### DATASET ENTRIES

--- START ---

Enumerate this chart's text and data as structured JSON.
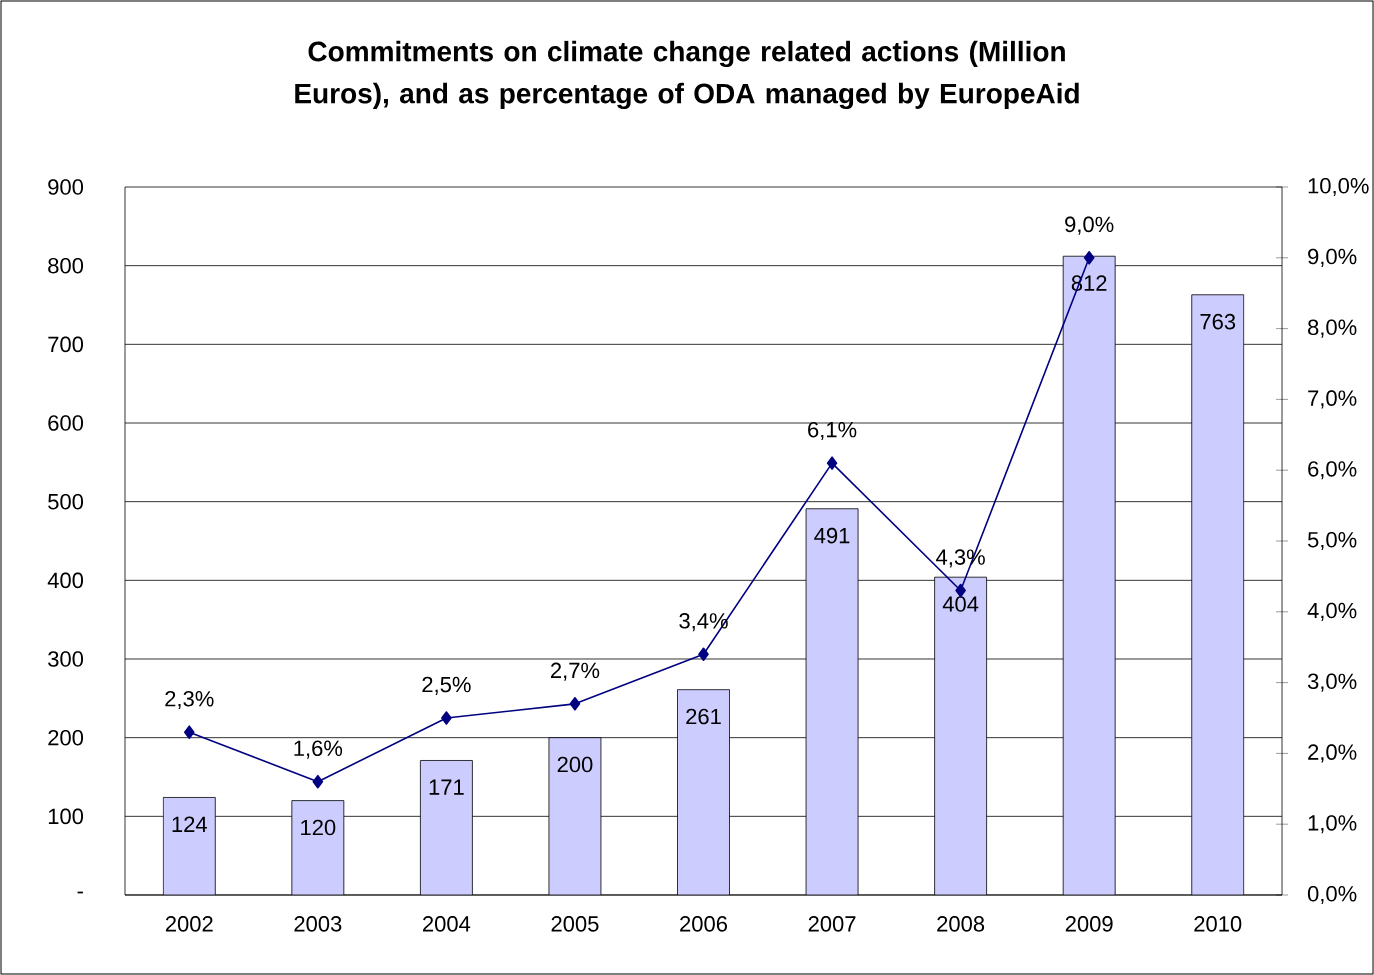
{
  "chart_data": {
    "type": "bar",
    "title": "Commitments on climate change related actions (Million Euros), and as percentage of ODA managed by EuropeAid",
    "categories": [
      "2002",
      "2003",
      "2004",
      "2005",
      "2006",
      "2007",
      "2008",
      "2009",
      "2010"
    ],
    "series": [
      {
        "type": "bar",
        "color": "#ccccff",
        "values": [
          124,
          120,
          171,
          200,
          261,
          491,
          404,
          812,
          763
        ],
        "value_labels": [
          "124",
          "120",
          "171",
          "200",
          "261",
          "491",
          "404",
          "812",
          "763"
        ]
      },
      {
        "type": "line",
        "axis": "y2",
        "color": "#000080",
        "values": [
          2.3,
          1.6,
          2.5,
          2.7,
          3.4,
          6.1,
          4.3,
          9.0,
          null
        ],
        "value_labels": [
          "2,3%",
          "1,6%",
          "2,5%",
          "2,7%",
          "3,4%",
          "6,1%",
          "4,3%",
          "9,0%",
          null
        ]
      }
    ],
    "ylim": [
      0,
      900
    ],
    "yticks": [
      {
        "value": 0,
        "label": "-"
      },
      100,
      200,
      300,
      400,
      500,
      600,
      700,
      800,
      900
    ],
    "y2lim": [
      0,
      10
    ],
    "y2ticks": [
      {
        "value": 0,
        "label": "0,0%"
      },
      {
        "value": 1,
        "label": "1,0%"
      },
      {
        "value": 2,
        "label": "2,0%"
      },
      {
        "value": 3,
        "label": "3,0%"
      },
      {
        "value": 4,
        "label": "4,0%"
      },
      {
        "value": 5,
        "label": "5,0%"
      },
      {
        "value": 6,
        "label": "6,0%"
      },
      {
        "value": 7,
        "label": "7,0%"
      },
      {
        "value": 8,
        "label": "8,0%"
      },
      {
        "value": 9,
        "label": "9,0%"
      },
      {
        "value": 10,
        "label": "10,0%"
      }
    ],
    "grid": "y",
    "marker": "diamond",
    "line_style": "solid"
  }
}
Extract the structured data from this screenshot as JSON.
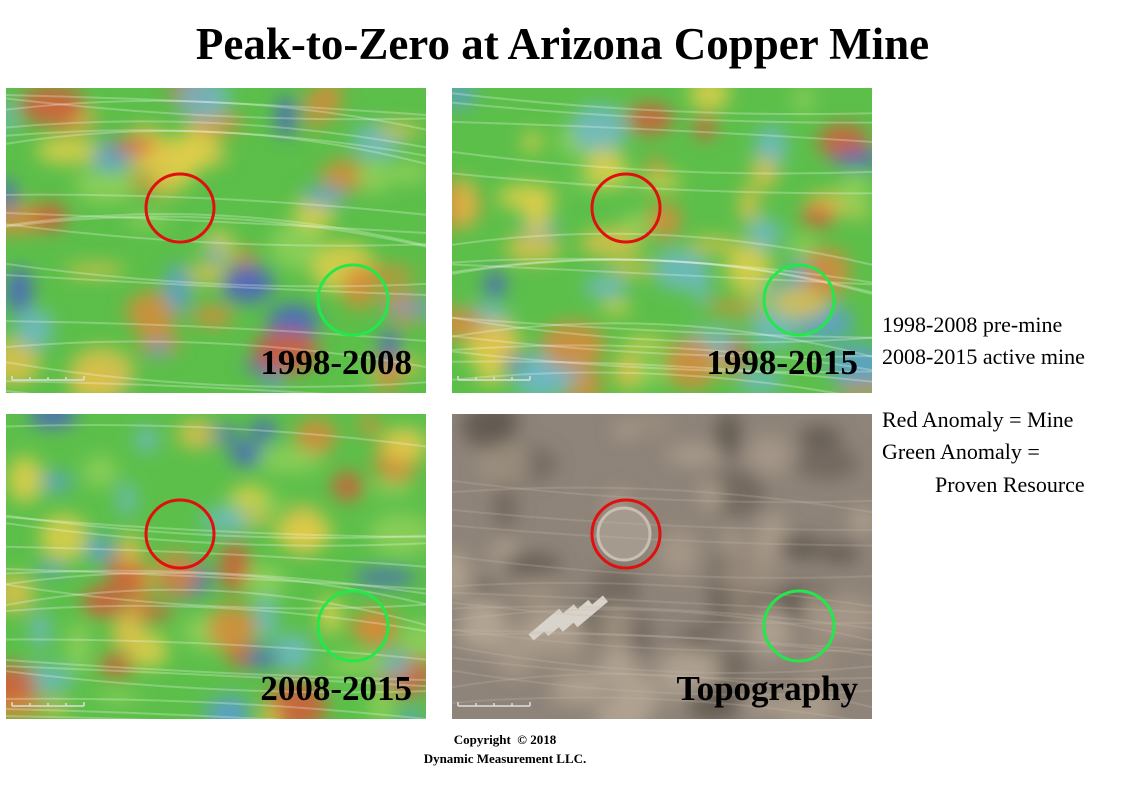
{
  "title": "Peak-to-Zero at Arizona Copper Mine",
  "panels": [
    {
      "label": "1998-2008"
    },
    {
      "label": "1998-2015"
    },
    {
      "label": "2008-2015"
    },
    {
      "label": "Topography"
    }
  ],
  "notes": [
    "1998-2008 pre-mine",
    "2008-2015 active mine",
    "Red Anomaly = Mine",
    "Green Anomaly =",
    "Proven Resource"
  ],
  "footer": [
    "Copyright  © 2018",
    "Dynamic Measurement LLC."
  ]
}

--- END ---

### SET TASK
Pull every line containing "title" out of the data above.

### FINAL RESULT
    "title": "Commitments on climate change related actions (Million Euros), and as percentage of ODA managed by EuropeAid",
  "title": "Peak-to-Zero at Arizona Copper Mine",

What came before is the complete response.